Work to do - Look for the word "disaster" in the entries below, then copy every line that has it.

Data shown -
[start]

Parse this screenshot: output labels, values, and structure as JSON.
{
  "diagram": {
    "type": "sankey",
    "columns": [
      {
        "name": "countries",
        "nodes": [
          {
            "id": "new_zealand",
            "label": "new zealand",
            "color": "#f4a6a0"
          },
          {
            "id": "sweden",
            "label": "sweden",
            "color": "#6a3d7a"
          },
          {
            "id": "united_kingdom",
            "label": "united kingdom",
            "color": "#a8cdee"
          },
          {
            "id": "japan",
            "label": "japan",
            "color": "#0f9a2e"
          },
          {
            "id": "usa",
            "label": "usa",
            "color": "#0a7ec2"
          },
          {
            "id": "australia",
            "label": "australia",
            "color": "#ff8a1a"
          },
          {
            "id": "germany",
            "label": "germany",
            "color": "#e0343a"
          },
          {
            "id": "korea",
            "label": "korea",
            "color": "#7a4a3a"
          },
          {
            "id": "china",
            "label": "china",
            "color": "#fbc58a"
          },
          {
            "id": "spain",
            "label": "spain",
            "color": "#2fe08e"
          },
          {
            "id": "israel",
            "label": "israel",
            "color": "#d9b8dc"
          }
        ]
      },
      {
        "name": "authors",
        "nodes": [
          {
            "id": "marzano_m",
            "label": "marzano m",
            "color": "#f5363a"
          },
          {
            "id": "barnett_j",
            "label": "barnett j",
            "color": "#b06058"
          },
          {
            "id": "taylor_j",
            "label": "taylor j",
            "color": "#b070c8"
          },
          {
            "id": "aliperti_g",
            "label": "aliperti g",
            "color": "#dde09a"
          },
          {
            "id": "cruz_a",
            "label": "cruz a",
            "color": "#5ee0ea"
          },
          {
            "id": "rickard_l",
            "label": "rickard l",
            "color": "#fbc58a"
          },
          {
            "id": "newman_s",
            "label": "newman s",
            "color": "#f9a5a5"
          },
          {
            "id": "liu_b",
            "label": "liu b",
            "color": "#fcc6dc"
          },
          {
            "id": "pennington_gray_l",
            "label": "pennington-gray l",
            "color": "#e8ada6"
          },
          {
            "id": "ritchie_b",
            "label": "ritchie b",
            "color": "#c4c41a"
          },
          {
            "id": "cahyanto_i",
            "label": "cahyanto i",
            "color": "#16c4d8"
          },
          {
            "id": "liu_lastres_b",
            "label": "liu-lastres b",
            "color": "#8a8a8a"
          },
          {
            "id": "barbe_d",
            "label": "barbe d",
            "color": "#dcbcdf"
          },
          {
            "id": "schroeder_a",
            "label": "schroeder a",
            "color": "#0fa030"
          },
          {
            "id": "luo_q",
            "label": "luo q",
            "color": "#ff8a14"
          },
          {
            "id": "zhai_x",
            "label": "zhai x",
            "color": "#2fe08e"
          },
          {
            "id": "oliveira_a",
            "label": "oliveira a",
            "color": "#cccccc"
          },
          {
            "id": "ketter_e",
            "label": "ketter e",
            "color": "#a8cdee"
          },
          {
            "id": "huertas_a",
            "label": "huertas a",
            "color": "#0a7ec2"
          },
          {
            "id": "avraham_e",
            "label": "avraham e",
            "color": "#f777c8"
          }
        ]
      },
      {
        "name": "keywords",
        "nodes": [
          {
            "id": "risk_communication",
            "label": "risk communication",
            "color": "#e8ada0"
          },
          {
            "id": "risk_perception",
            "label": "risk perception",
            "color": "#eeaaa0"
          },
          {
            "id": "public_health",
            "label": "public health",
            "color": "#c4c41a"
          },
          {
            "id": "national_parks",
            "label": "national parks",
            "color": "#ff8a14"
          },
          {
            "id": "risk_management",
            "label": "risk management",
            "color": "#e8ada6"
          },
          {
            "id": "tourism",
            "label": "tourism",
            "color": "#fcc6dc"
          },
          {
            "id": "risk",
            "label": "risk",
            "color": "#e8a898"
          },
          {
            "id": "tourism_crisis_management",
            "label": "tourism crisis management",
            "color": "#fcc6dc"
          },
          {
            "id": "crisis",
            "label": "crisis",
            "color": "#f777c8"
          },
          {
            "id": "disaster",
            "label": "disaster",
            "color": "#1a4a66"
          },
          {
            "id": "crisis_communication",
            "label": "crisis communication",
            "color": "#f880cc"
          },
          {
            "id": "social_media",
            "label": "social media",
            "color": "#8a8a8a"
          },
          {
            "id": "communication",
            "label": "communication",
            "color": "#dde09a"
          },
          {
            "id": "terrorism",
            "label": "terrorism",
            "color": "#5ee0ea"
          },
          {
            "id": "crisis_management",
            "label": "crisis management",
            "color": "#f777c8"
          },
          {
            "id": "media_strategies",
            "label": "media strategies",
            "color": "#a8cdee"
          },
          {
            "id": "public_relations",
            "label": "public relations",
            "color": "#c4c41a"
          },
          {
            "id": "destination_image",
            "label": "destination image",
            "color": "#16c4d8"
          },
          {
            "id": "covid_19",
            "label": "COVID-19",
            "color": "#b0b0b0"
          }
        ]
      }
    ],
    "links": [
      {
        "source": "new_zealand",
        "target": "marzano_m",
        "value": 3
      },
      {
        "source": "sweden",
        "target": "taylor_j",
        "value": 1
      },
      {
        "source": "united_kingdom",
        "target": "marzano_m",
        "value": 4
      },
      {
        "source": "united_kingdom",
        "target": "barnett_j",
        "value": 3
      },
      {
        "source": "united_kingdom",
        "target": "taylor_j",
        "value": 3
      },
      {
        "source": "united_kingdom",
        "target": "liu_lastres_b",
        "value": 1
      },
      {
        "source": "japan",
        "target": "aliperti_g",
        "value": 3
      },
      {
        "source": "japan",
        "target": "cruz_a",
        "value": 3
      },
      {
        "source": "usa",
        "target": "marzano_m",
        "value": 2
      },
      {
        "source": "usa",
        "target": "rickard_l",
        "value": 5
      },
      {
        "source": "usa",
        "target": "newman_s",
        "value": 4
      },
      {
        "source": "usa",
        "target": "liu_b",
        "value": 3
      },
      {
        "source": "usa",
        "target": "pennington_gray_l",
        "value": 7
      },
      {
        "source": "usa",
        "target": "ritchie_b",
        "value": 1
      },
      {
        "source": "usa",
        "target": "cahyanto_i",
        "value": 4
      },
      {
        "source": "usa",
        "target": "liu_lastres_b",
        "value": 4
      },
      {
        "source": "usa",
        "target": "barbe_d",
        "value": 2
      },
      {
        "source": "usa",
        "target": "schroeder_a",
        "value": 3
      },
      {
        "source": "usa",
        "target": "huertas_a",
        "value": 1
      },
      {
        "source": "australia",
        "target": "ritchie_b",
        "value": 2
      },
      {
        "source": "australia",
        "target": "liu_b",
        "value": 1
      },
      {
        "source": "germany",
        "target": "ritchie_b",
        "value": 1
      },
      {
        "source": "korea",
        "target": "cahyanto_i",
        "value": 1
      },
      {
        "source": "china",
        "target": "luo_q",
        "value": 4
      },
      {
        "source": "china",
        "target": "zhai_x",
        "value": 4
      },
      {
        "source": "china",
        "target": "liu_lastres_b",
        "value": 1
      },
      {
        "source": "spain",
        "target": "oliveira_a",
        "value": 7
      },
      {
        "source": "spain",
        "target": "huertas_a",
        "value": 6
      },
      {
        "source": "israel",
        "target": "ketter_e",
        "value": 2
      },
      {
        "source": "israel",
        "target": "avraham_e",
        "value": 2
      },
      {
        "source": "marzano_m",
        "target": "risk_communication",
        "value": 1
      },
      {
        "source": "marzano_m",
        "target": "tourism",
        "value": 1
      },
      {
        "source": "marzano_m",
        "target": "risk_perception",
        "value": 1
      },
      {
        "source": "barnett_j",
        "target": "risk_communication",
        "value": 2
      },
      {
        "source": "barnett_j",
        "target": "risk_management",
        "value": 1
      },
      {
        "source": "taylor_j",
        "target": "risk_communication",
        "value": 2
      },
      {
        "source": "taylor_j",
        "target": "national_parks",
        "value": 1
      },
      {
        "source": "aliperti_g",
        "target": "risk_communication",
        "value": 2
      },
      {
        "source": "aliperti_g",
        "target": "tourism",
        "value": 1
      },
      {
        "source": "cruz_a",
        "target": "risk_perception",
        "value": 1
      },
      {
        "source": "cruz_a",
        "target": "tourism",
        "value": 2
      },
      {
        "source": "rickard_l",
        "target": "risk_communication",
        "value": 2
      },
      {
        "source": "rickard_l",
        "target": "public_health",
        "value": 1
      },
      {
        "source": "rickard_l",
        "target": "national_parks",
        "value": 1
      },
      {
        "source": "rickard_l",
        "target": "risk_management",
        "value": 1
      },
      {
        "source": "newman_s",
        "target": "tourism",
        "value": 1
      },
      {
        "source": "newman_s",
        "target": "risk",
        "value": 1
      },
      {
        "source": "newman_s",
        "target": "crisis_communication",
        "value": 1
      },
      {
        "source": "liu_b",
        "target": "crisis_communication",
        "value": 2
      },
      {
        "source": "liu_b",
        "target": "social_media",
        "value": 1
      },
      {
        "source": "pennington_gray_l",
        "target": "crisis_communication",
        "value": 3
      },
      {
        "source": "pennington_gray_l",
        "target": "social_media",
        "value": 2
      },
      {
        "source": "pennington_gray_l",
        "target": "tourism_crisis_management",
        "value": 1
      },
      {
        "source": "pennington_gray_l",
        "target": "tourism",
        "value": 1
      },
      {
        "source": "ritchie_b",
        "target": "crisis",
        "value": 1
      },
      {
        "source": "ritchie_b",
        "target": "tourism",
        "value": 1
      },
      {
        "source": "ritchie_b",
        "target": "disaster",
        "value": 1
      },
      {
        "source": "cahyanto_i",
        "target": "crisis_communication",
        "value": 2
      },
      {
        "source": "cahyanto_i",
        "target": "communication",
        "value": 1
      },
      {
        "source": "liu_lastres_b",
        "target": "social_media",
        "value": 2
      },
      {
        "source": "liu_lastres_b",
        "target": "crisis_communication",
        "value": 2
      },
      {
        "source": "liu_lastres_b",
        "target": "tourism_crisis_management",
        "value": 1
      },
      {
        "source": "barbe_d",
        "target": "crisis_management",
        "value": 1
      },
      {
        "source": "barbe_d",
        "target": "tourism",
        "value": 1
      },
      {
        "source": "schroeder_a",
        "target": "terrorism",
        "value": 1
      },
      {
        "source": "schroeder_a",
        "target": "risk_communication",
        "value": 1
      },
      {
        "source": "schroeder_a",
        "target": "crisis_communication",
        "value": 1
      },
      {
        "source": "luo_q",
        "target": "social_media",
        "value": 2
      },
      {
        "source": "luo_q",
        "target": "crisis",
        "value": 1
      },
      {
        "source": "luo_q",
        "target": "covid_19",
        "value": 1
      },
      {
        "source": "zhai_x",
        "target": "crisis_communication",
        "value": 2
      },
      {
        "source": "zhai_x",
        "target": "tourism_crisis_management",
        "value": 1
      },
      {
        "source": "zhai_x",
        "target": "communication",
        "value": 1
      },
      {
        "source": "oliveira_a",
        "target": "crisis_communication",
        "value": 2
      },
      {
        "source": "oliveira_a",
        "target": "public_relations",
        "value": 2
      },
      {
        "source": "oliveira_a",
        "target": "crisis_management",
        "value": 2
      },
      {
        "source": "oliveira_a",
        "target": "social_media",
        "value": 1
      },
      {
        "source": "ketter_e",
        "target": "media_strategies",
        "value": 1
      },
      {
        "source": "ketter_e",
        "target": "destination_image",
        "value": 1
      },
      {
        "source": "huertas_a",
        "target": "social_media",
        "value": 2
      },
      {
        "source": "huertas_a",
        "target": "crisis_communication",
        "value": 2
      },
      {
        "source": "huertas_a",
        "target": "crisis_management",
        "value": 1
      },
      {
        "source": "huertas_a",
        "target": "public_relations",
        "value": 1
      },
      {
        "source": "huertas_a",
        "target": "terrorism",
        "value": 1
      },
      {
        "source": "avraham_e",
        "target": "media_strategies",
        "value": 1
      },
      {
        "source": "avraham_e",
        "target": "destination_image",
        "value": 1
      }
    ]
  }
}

[end]

The result -
            "id": "disaster",
            "label": "disaster",
        "target": "disaster",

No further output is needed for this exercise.